» **Consigne A**
Recopiez sans aucune modification le passage du texte sur les seuils d'immigration qui va de « À voir la tournure » jusqu'à « depuis 50 ans. » inclus.

À voir la tournure du débat sur les seuils d’immigration au Québec, on se croirait presque à The Price Is Right, célèbre jeu-questionnaire en ondes depuis 50 ans.

À entendre les politiciens lancer des chiffres sur le nombre d’immigrants que la province devrait accueillir, on les imagine dans l’auditoire de l’émission dont le but est de deviner le prix d’un objet, sans le dépasser.

Le premier participant, François Legault, mise sur 50 000 immigrants par année, lui qui avait réduit le seuil à 40 000, pour respecter sa promesse électorale de 2018, avant de le ramener à 50 000.

Dans un étonnant revirement de situation, son ministre de l’Immigration, Jean Boulet, a affirmé jeudi qu’il serait « raisonnable » de relever ce seuil à 58 000 personnes… pour se rétracter en soirée. Manifestement, la dissidence n’est pas tolérée longtemps dans les rangs caquistes.

» **Listing associé**

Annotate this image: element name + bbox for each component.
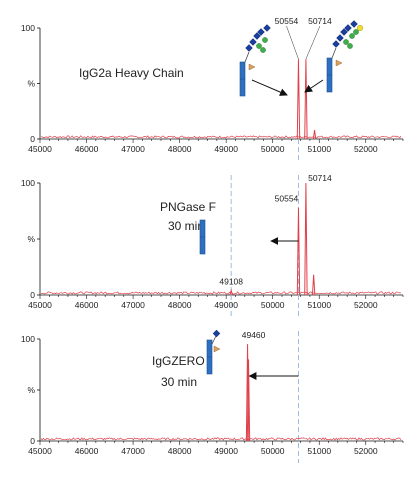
x-tick-label: 49000 [214,446,238,456]
pointer-arrow [304,79,324,93]
x-tick-label: 45000 [28,446,52,456]
panel-subtitle: 30 min [161,375,197,389]
x-tick-label: 50000 [261,144,285,154]
spectrum-peak [296,207,301,296]
baseline-trace [40,437,402,441]
y-tick-label: % [27,385,35,395]
y-tick-label: 0 [30,290,35,300]
peak-label: 50554 [275,194,299,204]
spectrum-peak [312,130,317,140]
x-tick-label: 47000 [121,144,145,154]
peak-label: 50714 [308,16,332,26]
x-tick-label: 50000 [261,446,285,456]
x-tick-label: 51000 [307,300,331,310]
x-tick-label: 49000 [214,300,238,310]
glycan-g1f-icon [331,20,364,67]
x-tick-label: 48000 [168,144,192,154]
x-tick-label: 45000 [28,300,52,310]
spectrum-panel-1: 0% 100 45000 46000 47000 48000 49000 50000 51000… [21,16,404,161]
spectrum-peak [304,59,308,140]
panel-title: PNGase F [160,200,216,214]
x-tick-label: 45000 [28,144,52,154]
y-tick-label: % [27,79,35,89]
peak-label: 49108 [219,277,243,287]
spectrum-peak [296,59,301,140]
spectrum-peak [304,182,308,296]
y-tick-label: % [27,234,35,244]
spectrum-peak [246,359,251,442]
glycan-trimmed-icon [211,329,221,353]
spectrum-peak [311,274,316,296]
glycan-g0f-icon [244,24,271,71]
peak-label: 50554 [275,16,299,26]
x-tick-label: 46000 [75,446,99,456]
y-tick-label: 0 [30,436,35,446]
x-tick-label: 49000 [214,144,238,154]
x-tick-label: 47000 [121,300,145,310]
panel-title: IgG2a Heavy Chain [79,66,184,80]
y-tick-label: 0 [30,134,35,144]
x-tick-label: 52000 [354,144,378,154]
baseline-trace [40,291,402,295]
peak-label: 50714 [308,173,332,183]
spectrum-panel-2: 0% 100 45000 46000 47000 48000 49000 50000 51000… [21,173,404,317]
y-tick-label: 100 [21,334,35,344]
peak-label: 49460 [242,330,266,340]
spectrum-peak [245,344,250,442]
pointer-arrow [251,79,288,96]
y-tick-label: 100 [21,23,35,33]
y-tick-label: 100 [21,178,35,188]
x-tick-label: 52000 [354,300,378,310]
x-tick-label: 46000 [75,300,99,310]
x-tick-label: 46000 [75,144,99,154]
x-tick-label: 51000 [307,446,331,456]
spectrum-peak [229,288,233,296]
x-tick-label: 50000 [261,300,285,310]
baseline-trace [40,135,402,139]
panel-subtitle: 30 min [168,219,204,233]
spectrum-panel-3: 0% 100 45000 46000 47000 48000 49000 50000 51000… [21,329,404,463]
x-tick-label: 51000 [307,144,331,154]
x-tick-label: 48000 [168,446,192,456]
x-tick-label: 47000 [121,446,145,456]
x-tick-label: 52000 [354,446,378,456]
panel-title: IgGZERO [152,354,205,368]
x-tick-label: 48000 [168,300,192,310]
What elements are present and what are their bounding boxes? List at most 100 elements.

» **Consigne B**
Extrayez du listing, telles quelles, les lignes allant de celle qui contient « x-tick-label: 49000 [214,446,238,456] » jusqu'à celle qui contient « peak-label: 50554 [275,194,299,204] », cette dernière comprise.

» **Réponse A**
À voir la tournure du débat sur les seuils d’immigration au Québec, on se croirait presque à The Price Is Right, célèbre jeu-questionnaire en ondes depuis 50 ans.

» **Réponse B**
x-tick-label: 49000 [214,446,238,456]
pointer-arrow [304,79,324,93]
x-tick-label: 45000 [28,446,52,456]
panel-subtitle: 30 min [161,375,197,389]
x-tick-label: 50000 [261,144,285,154]
spectrum-peak [296,207,301,296]
baseline-trace [40,437,402,441]
y-tick-label: % [27,385,35,395]
y-tick-label: 0 [30,290,35,300]
peak-label: 50554 [275,194,299,204]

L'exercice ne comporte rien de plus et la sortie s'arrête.